>>>>>
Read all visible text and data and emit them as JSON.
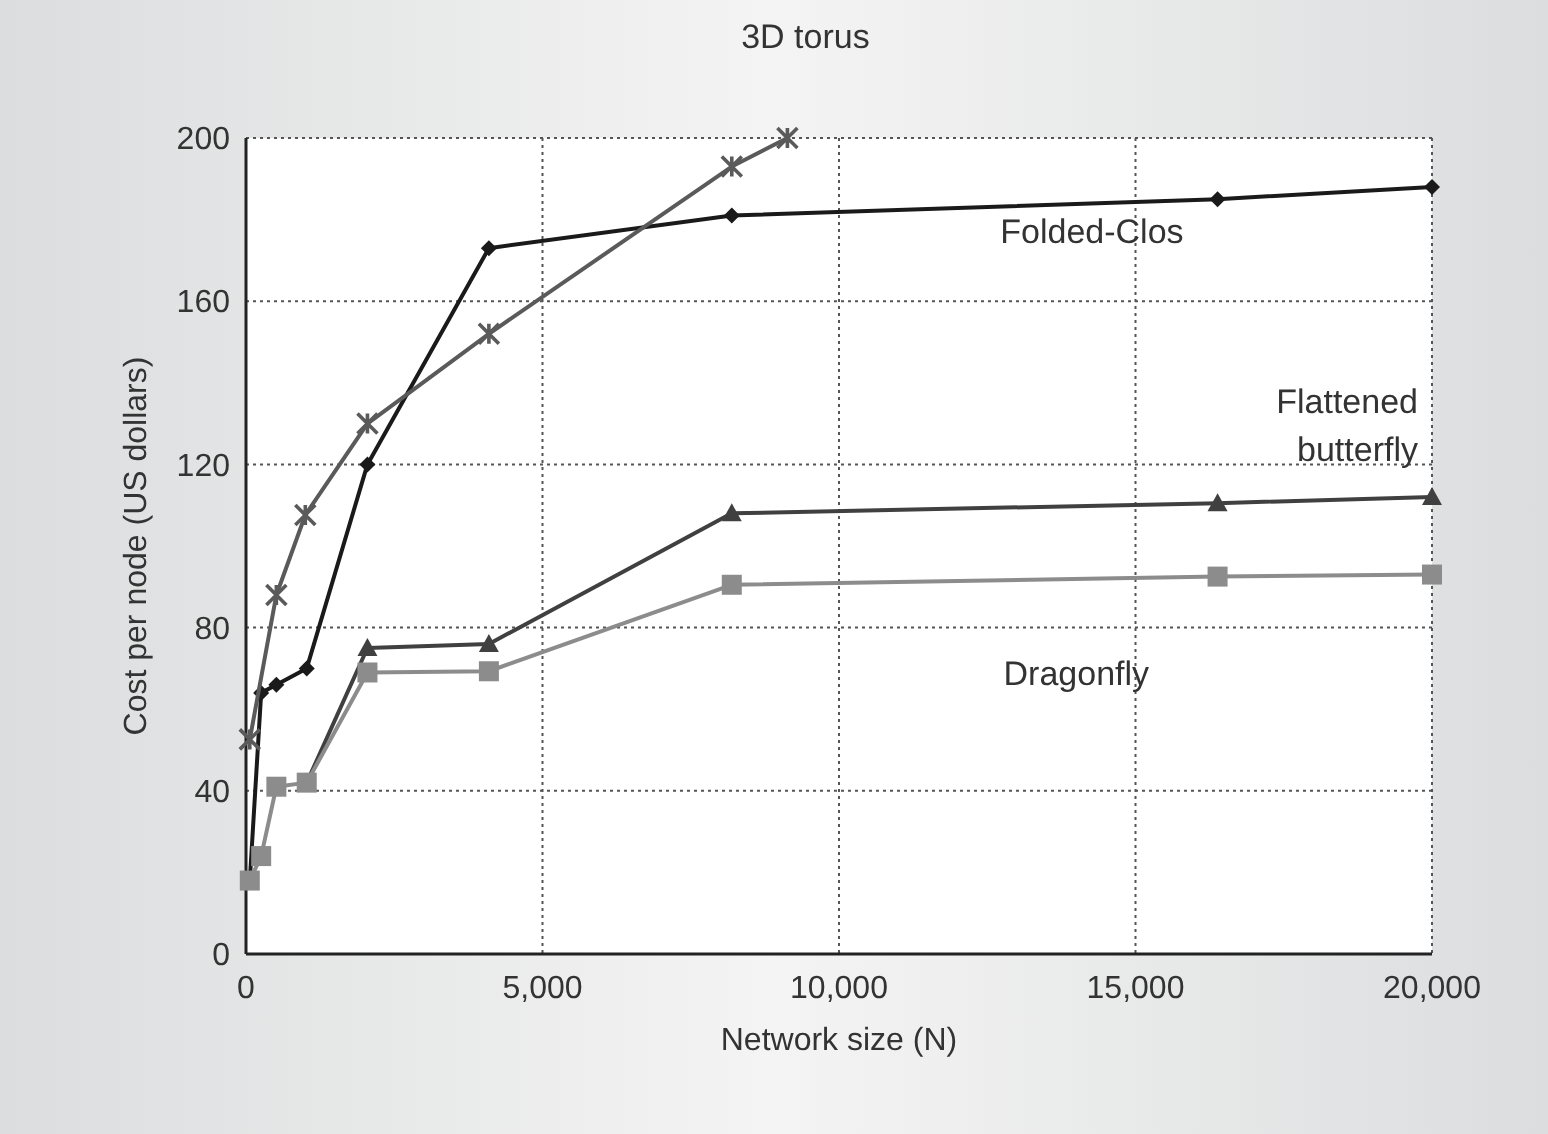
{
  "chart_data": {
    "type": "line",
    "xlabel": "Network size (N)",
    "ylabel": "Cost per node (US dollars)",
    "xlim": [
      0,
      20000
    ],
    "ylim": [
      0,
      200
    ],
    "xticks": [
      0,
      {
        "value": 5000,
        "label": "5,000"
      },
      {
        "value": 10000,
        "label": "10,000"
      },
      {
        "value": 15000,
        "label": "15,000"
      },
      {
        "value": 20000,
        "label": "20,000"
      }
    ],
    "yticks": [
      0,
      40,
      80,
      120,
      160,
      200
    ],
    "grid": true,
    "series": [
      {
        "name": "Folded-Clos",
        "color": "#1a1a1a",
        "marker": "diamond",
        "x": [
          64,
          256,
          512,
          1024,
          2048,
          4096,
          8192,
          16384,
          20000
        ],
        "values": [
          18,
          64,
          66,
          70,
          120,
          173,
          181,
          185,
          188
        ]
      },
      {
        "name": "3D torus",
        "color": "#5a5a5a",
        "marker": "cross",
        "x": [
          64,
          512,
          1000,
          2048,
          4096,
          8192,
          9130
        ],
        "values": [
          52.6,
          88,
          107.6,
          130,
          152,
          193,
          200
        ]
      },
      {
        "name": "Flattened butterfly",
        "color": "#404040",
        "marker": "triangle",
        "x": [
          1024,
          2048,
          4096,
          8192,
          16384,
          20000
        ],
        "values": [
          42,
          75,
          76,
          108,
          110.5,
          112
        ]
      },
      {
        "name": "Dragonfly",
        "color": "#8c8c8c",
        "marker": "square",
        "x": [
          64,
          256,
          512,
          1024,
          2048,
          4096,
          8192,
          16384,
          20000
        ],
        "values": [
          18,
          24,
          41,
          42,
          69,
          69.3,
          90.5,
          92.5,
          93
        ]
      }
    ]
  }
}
<<<<<
> **Work to be completed**
Filter the listing above for the string "marker" and copy every matching line.

> **Complete output**
        "marker": "diamond",
        "marker": "cross",
        "marker": "triangle",
        "marker": "square",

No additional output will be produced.